TEXTO PROPORCIONADO:
= = =

En último caso, el film de Michael Cuesta acaba siendo la historia de otro mártir norteamericano semejante al Chris Kyle de El francotirador (American Sniper, 2014) de Clint Eastwood. La estructura de la película no deja lugar a dudas, cumpliendo paso a paso el ciclo de auge y caída del protagonista: comienza con el descubrimiento de la trama –la cual se da prácticamente por terminada en este primer tercio– y sigue con una sucesión de amenazas, decepciones y conflictos hasta concluir en la ruina profesional de Webb.
En este sentido, Matar al mensajero tiene mucho más en común con las estrategias del biopic explotadas por The Imitation Game (2014) que con la ambigua mirada de Clint Eastwood a la guerra de Irak. Tanto Alan Turing como Gary Webb son personajes que fueron sacrificados por unos países tan desagradecidos como olvidadizos. Sus dos relatos culminan de forma dramática y no sería tan descabellado narrarlos como derrotas inapelables. Pero, si en algo coinciden Morten Tyldum y Michael Cuesta, es en colocar un final positivo que trata de aligerar nuestra culpa como espectadores de su inmolación. En el caso de The Imitation Game, su amiga Joan despide a Turing con un fantástico eslogan sobre el valor de los seres “diferentes” que hacen el mundo mejor para todos, y que supuestamente debe redimir al personaje antes de su desaparición. Y, en Matar al mensajero, es el hijo adolescente de Webb quien, tras el público desplante de este al hipócrita mundo de la prensa escrita, le transmite el orgullo filial que siente en una secuencia de homenaje, escrita con la ventaja ilícita del post-mortem, que pretende excitar la ternura e incluso la lágrima del público hacia el destino del protagonista, a quien vemos abandonando el plano igual que un cowboy después de haber cumplido su misión.

= = =

MATERIAL PROPORCIONADO:
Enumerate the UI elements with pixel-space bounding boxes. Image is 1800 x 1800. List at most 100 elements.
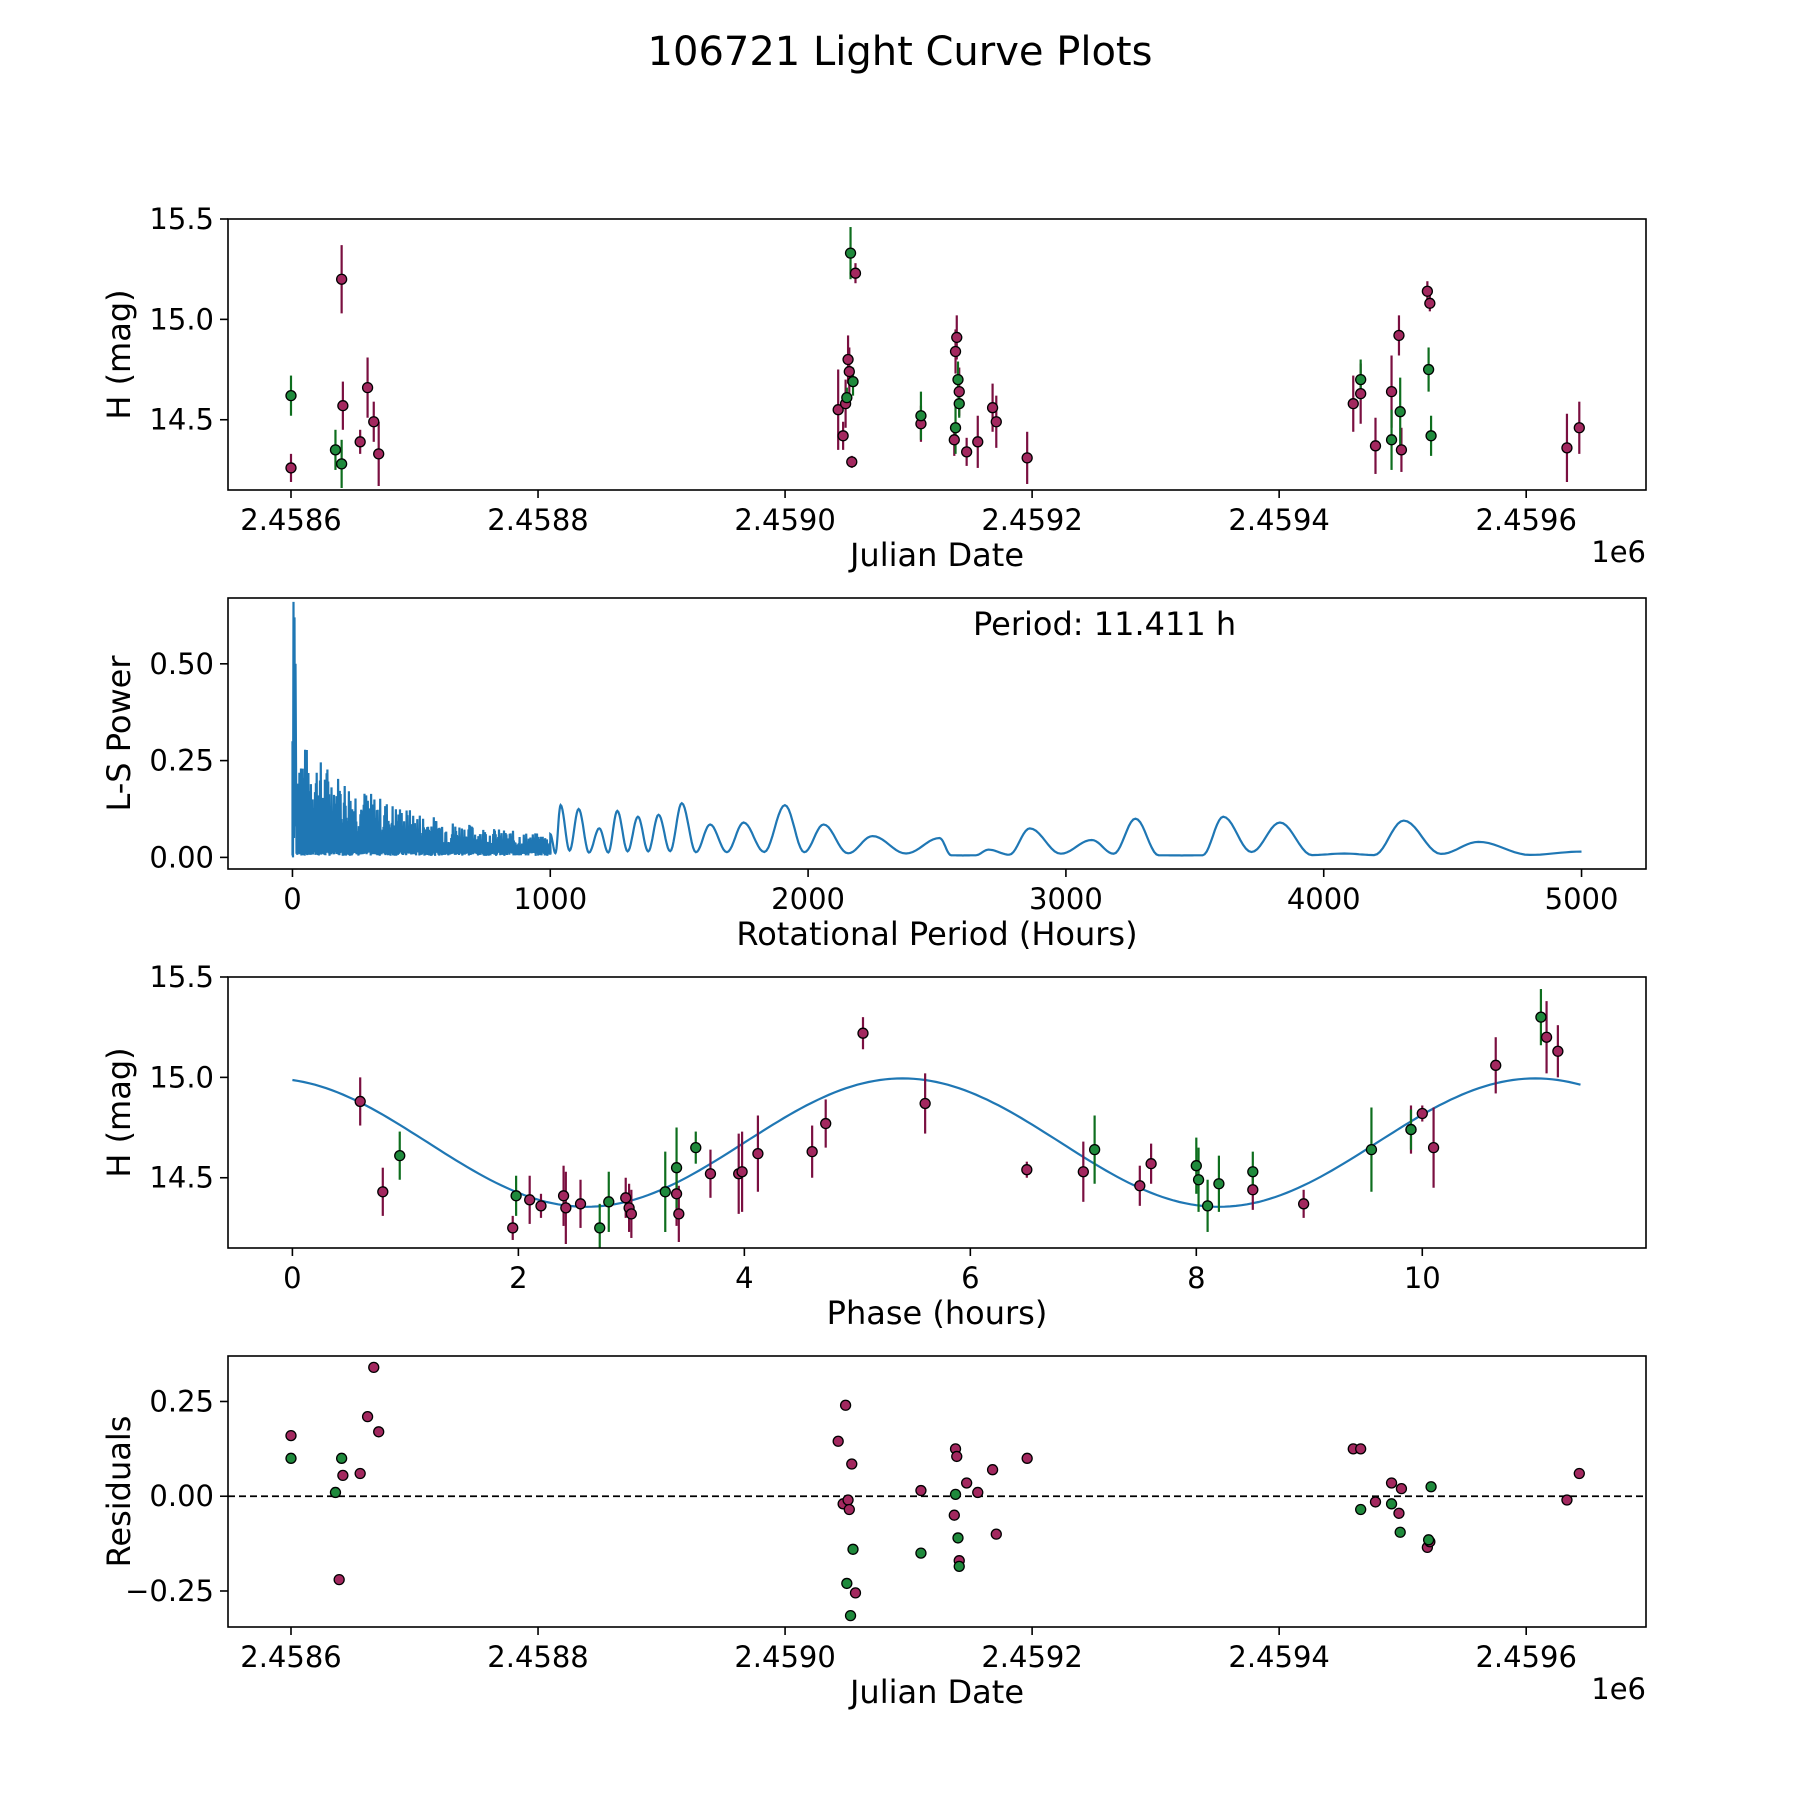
res-point [1394,1526,1406,1538]
ls-xtick-label: 4000 [1287,882,1361,916]
res-point [841,1577,853,1590]
lc-offset-label: 1e6 [1591,535,1646,569]
lc-point [1355,387,1367,400]
res-point [846,1458,858,1470]
lc-point [1385,385,1398,398]
ls-xtick-label: 0 [283,882,301,916]
phase-point [377,1186,389,1198]
phase-point [1540,1031,1553,1043]
lc-point [335,273,348,285]
res-point [972,1486,984,1499]
res-point [1561,1494,1573,1506]
res-point [285,1429,297,1442]
phase-point [560,1202,572,1214]
lc-point [986,402,999,414]
lc-point [373,448,385,460]
phase-point [507,1222,519,1234]
res-ytick-label: −0.25 [125,1574,214,1608]
phase-point [670,1188,683,1200]
res-offset-label: 1e6 [1591,1672,1646,1706]
phase-xtick-label: 2 [509,1261,527,1295]
phase-point [919,1097,931,1110]
phase-point [510,1190,522,1202]
lc-point [1421,285,1434,297]
phase-point [670,1162,683,1174]
phase-ytick-label: 15.5 [149,960,214,994]
phase-point [1535,1011,1547,1023]
res-point [373,1426,385,1438]
lc-point [1393,329,1405,342]
phase-axes: 0 2 4 6 8 10 14.5 15.0 15.5 Phase (hours) H (mag) [100,960,1647,1332]
phase-point [1365,1143,1378,1156]
phase-point [690,1141,702,1154]
res-xtick-label: 2.4586 [240,1640,341,1674]
lc-point [972,436,984,448]
phase-point [524,1194,536,1206]
lc-point [841,392,853,404]
lc-xtick-label: 2.4586 [240,503,341,537]
lc-ytick-label: 15.0 [149,302,214,336]
res-ytick-label: 0.25 [149,1384,214,1418]
lc-xtick-label: 2.4596 [1475,503,1576,537]
phase-xtick-label: 4 [735,1261,753,1295]
lc-point [842,353,854,366]
phase-point [1134,1180,1146,1192]
lc-point [843,365,855,378]
phase-point [1077,1166,1089,1178]
res-xtick-label: 2.4596 [1475,1640,1576,1674]
phase-point [1297,1198,1310,1210]
lc-point [1385,434,1398,446]
res-point [990,1528,1002,1540]
res-xtick-label: 2.4588 [487,1640,588,1674]
res-point [849,1587,862,1599]
lc-point [1021,452,1033,464]
lc-point [285,462,297,474]
res-point [354,1467,366,1480]
res-xtick-label: 2.4594 [1228,1640,1329,1674]
lc-point [990,416,1002,428]
lc-point [361,381,374,394]
phase-point [736,1166,748,1178]
ls-data [291,601,1582,858]
phase-point [625,1208,638,1220]
lc-point [847,375,859,388]
res-point [951,1450,963,1463]
res-point [1425,1481,1437,1493]
res-frame [227,1355,1647,1628]
lc-point [285,390,297,402]
ls-power-line [291,601,1582,858]
ls-period-annotation: Period: 11.411 h [973,605,1236,643]
res-point [1369,1496,1382,1508]
lc-point [1355,373,1367,386]
res-point [843,1503,855,1516]
lc-ytick-label: 15.5 [149,202,214,236]
lc-point [949,345,962,358]
phase-point [1405,1123,1417,1136]
lc-point [949,422,962,434]
phase-point [1192,1174,1205,1186]
phase-point [394,1150,406,1162]
res-point [1355,1503,1367,1516]
res-point [847,1543,859,1555]
res-point [329,1486,342,1499]
res-ylabel: Residuals [100,1416,138,1568]
lc-point [1573,422,1585,434]
lc-point [951,331,963,344]
phase-frame [227,976,1647,1249]
phase-point [1021,1164,1033,1176]
res-point [361,1410,374,1423]
ls-ytick-label: 0.50 [149,647,214,681]
lc-data [285,227,1585,488]
phase-point [354,1095,366,1108]
res-point [1395,1483,1408,1495]
res-xlabel: Julian Date [848,1673,1024,1711]
res-xtick-label: 2.4592 [981,1640,1082,1674]
phase-data [292,989,1581,1248]
lc-point [846,456,858,468]
phase-model-curve [292,1077,1581,1208]
lc-point [1561,442,1573,454]
phase-xtick-label: 6 [961,1261,979,1295]
phase-point [574,1198,587,1210]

= = =

CONSIGNA 1:
Reescribe de forma más breve el párrafo del texto sobre Matar al mensajero que empieza con "En último caso, el film de Michael Cuesta". Conserva sus datos principales.
CONSIGNA 2:
Prosigue el texto sobre Matar al mensajero a partir de su última oración, con un párrafo nuevo que mantenga el mismo tono crítico.

RESPUESTA CORRECTA 1:
La película de Michael Cuesta termina siendo la historia de otro mártir estadounidense, parecido al Chris Kyle de El francotirador (2014) de Clint Eastwood. Su estructura sigue el ciclo de auge y caída del protagonista. Empieza con el descubrimiento de la trama, que queda casi cerrada en el primer tercio, y continúa con amenazas, decepciones y conflictos hasta la ruina profesional de Webb.

RESPUESTA CORRECTA 2:
Siempre me han parecido sospechosas esas historias reales que se ajustan como un guante a estructuras narrativas de manual y, curiosamente, este relato de periodismo y corrupción parece no haber sido cinematográfico hasta la muerte de Gary Webb, cuando se ha consumado el sacrificio del héroe que legitima su trayecto vital. Cercano a la hagiografía, el film cuenta con numerosas caras conocidas que participan en papeles minúsculos –algunos por debajo de los diez minutos– igual que apóstoles alrededor de Jesucristo en las películas sobre el Nuevo Testamento.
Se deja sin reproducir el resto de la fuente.